cv_model <- cv.tree(tree_model)
## Warning in tree(model = m[rand != i, , drop = FALSE]): NAs introduced by
## coercion
## Warning in pred1.tree(tree, tree.matrix(nd)): NAs introduced by coercion
## Warning in tree(model = m[rand != i, , drop = FALSE]): NAs introduced by
## coercion
## Warning in pred1.tree(tree, tree.matrix(nd)): NAs introduced by coercion
## Warning in tree(model = m[rand != i, , drop = FALSE]): NAs introduced by
## coercion
## Warning in pred1.tree(tree, tree.matrix(nd)): NAs introduced by coercion
## Warning in tree(model = m[rand != i, , drop = FALSE]): NAs introduced by
## coercion
## Warning in pred1.tree(tree, tree.matrix(nd)): NAs introduced by coercion
## Warning in tree(model = m[rand != i, , drop = FALSE]): NAs introduced by
## coercion
## Warning in pred1.tree(tree, tree.matrix(nd)): NAs introduced by coercion
## Warning in tree(model = m[rand != i, , drop = FALSE]): NAs introduced by
## coercion
## Warning in pred1.tree(tree, tree.matrix(nd)): NAs introduced by coercion
## Warning in tree(model = m[rand != i, , drop = FALSE]): NAs introduced by
## coercion
## Warning in pred1.tree(tree, tree.matrix(nd)): NAs introduced by coercion
## Warning in tree(model = m[rand != i, , drop = FALSE]): NAs introduced by
## coercion
## Warning in pred1.tree(tree, tree.matrix(nd)): NAs introduced by coercion
## Warning in tree(model = m[rand != i, , drop = FALSE]): NAs introduced by
## coercion
## Warning in pred1.tree(tree, tree.matrix(nd)): NAs introduced by coercion
## Warning in tree(model = m[rand != i, , drop = FALSE]): NAs introduced by
## coercion
## Warning in pred1.tree(tree, tree.matrix(nd)): NAs introduced by coercion
plot(cv_model$size, cv_model$dev, type = "b", xlab = "Tamaño del árbol", ylab = "Error")

--- Consigna ---
En el fragmento de página, ¿qué argumentos con nombre recibe la función plot en la última línea, y con qué valores? Para resolver esto basta con el fragmento de página.

--- Datos ---
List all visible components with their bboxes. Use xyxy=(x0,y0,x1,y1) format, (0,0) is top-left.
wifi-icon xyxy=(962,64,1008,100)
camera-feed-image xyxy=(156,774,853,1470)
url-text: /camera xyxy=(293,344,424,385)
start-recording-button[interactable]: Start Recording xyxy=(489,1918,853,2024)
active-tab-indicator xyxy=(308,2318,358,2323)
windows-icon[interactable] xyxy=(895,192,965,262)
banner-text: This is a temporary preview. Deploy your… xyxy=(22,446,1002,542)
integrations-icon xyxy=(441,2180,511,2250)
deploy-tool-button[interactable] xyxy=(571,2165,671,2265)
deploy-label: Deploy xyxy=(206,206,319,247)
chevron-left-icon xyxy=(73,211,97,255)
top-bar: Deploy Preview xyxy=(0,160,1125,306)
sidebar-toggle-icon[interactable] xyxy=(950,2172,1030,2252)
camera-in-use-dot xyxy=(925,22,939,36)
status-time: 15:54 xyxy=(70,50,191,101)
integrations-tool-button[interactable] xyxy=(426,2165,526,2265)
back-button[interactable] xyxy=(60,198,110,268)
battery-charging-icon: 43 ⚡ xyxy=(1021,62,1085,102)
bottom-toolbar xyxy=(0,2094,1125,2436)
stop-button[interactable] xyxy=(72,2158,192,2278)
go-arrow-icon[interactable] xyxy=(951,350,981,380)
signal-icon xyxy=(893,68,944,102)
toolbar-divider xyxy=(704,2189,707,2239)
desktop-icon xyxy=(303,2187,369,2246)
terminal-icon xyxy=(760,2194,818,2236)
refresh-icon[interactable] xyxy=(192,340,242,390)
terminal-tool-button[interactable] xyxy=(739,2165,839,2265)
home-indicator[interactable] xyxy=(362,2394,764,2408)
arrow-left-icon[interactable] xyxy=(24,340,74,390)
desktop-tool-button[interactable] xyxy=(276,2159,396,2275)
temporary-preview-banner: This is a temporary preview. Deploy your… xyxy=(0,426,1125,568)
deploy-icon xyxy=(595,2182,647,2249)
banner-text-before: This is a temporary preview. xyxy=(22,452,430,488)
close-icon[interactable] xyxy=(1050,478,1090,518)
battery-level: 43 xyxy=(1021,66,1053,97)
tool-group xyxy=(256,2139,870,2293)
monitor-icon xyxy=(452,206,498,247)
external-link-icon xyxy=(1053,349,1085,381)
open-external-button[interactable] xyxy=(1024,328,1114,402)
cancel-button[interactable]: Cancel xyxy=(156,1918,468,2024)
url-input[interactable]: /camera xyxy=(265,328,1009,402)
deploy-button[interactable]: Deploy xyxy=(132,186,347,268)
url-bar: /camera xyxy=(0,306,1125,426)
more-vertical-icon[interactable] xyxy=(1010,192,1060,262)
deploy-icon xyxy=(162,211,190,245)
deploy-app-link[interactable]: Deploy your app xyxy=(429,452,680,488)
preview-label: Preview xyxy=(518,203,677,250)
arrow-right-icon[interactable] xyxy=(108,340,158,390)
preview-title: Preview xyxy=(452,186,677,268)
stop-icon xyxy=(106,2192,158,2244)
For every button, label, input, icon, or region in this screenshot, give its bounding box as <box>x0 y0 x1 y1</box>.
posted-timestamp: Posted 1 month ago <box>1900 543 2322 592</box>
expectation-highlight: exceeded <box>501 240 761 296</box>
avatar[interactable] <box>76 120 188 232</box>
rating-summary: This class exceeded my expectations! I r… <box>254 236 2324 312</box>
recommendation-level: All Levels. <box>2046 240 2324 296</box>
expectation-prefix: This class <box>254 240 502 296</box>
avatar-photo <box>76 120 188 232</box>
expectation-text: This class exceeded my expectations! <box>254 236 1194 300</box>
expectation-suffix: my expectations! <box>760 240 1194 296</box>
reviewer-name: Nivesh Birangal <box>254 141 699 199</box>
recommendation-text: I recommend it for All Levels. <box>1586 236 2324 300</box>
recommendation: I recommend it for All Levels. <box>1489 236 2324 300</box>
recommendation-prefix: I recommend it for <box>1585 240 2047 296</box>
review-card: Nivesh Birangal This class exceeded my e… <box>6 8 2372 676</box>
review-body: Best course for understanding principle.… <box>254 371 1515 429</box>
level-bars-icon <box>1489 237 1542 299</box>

--- Respuesta ---
- type = "b"
- xlab = "Tamaño del árbol"
- ylab = "Error"